[The problem] Below are records to transcribe exactly, without their pictures.
— begin —
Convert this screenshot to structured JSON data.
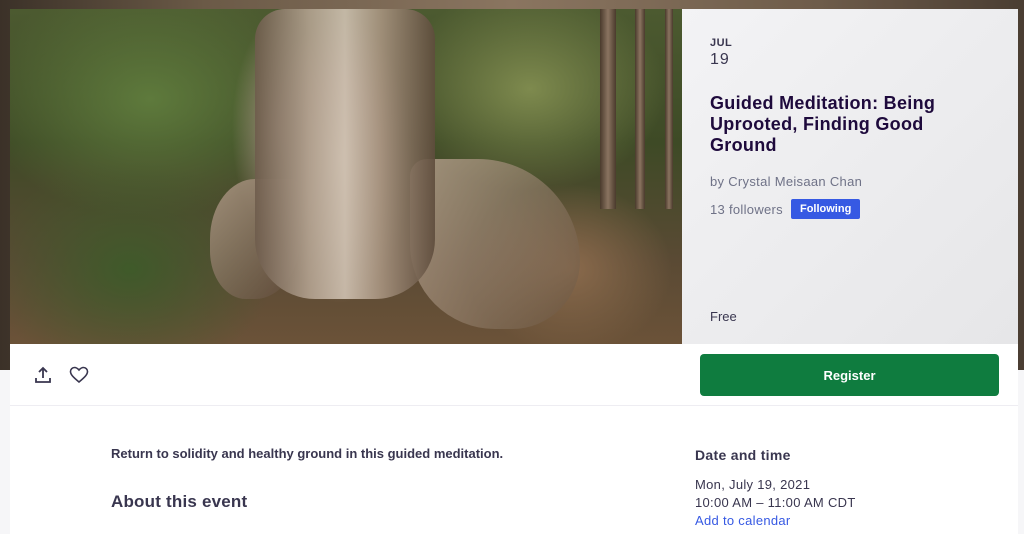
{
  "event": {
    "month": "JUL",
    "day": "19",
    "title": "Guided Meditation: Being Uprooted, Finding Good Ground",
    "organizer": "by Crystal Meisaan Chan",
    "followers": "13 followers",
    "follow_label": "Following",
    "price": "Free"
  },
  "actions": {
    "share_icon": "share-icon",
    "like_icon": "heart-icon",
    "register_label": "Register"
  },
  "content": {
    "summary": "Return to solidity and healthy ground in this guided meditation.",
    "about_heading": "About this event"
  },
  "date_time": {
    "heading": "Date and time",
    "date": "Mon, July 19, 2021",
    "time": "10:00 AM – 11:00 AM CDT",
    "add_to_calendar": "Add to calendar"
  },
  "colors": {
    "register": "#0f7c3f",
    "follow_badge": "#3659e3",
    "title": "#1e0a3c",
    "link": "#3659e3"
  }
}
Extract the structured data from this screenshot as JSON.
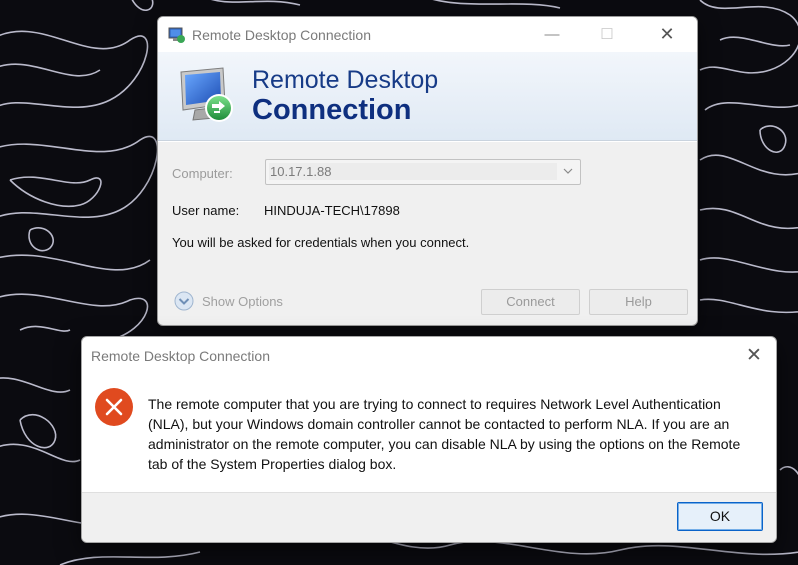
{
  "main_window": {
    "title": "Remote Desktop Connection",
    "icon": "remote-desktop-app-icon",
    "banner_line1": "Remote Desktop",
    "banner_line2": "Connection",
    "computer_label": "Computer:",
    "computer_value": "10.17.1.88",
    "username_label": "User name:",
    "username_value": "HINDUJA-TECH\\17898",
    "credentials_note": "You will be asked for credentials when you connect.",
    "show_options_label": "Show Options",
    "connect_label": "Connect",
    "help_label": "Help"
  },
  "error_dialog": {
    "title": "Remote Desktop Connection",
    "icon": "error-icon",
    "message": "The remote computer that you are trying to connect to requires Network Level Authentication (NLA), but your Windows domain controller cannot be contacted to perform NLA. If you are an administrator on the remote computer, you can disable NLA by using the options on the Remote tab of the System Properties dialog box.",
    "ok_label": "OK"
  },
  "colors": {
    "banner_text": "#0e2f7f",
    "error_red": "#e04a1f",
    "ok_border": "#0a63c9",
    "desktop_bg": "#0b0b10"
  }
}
— end —
[The answer]
Convert this screenshot to structured JSON data.
{
  "event": {
    "month": "JUL",
    "day": "19",
    "title": "Guided Meditation: Being Uprooted, Finding Good Ground",
    "organizer": "by Crystal Meisaan Chan",
    "followers": "13 followers",
    "follow_label": "Following",
    "price": "Free"
  },
  "actions": {
    "share_icon": "share-icon",
    "like_icon": "heart-icon",
    "register_label": "Register"
  },
  "content": {
    "summary": "Return to solidity and healthy ground in this guided meditation.",
    "about_heading": "About this event"
  },
  "date_time": {
    "heading": "Date and time",
    "date": "Mon, July 19, 2021",
    "time": "10:00 AM – 11:00 AM CDT",
    "add_to_calendar": "Add to calendar"
  },
  "colors": {
    "register": "#0f7c3f",
    "follow_badge": "#3659e3",
    "title": "#1e0a3c",
    "link": "#3659e3"
  }
}
Extract the structured data from this screenshot as JSON.
{
  "main_window": {
    "title": "Remote Desktop Connection",
    "icon": "remote-desktop-app-icon",
    "banner_line1": "Remote Desktop",
    "banner_line2": "Connection",
    "computer_label": "Computer:",
    "computer_value": "10.17.1.88",
    "username_label": "User name:",
    "username_value": "HINDUJA-TECH\\17898",
    "credentials_note": "You will be asked for credentials when you connect.",
    "show_options_label": "Show Options",
    "connect_label": "Connect",
    "help_label": "Help"
  },
  "error_dialog": {
    "title": "Remote Desktop Connection",
    "icon": "error-icon",
    "message": "The remote computer that you are trying to connect to requires Network Level Authentication (NLA), but your Windows domain controller cannot be contacted to perform NLA. If you are an administrator on the remote computer, you can disable NLA by using the options on the Remote tab of the System Properties dialog box.",
    "ok_label": "OK"
  },
  "colors": {
    "banner_text": "#0e2f7f",
    "error_red": "#e04a1f",
    "ok_border": "#0a63c9",
    "desktop_bg": "#0b0b10"
  }
}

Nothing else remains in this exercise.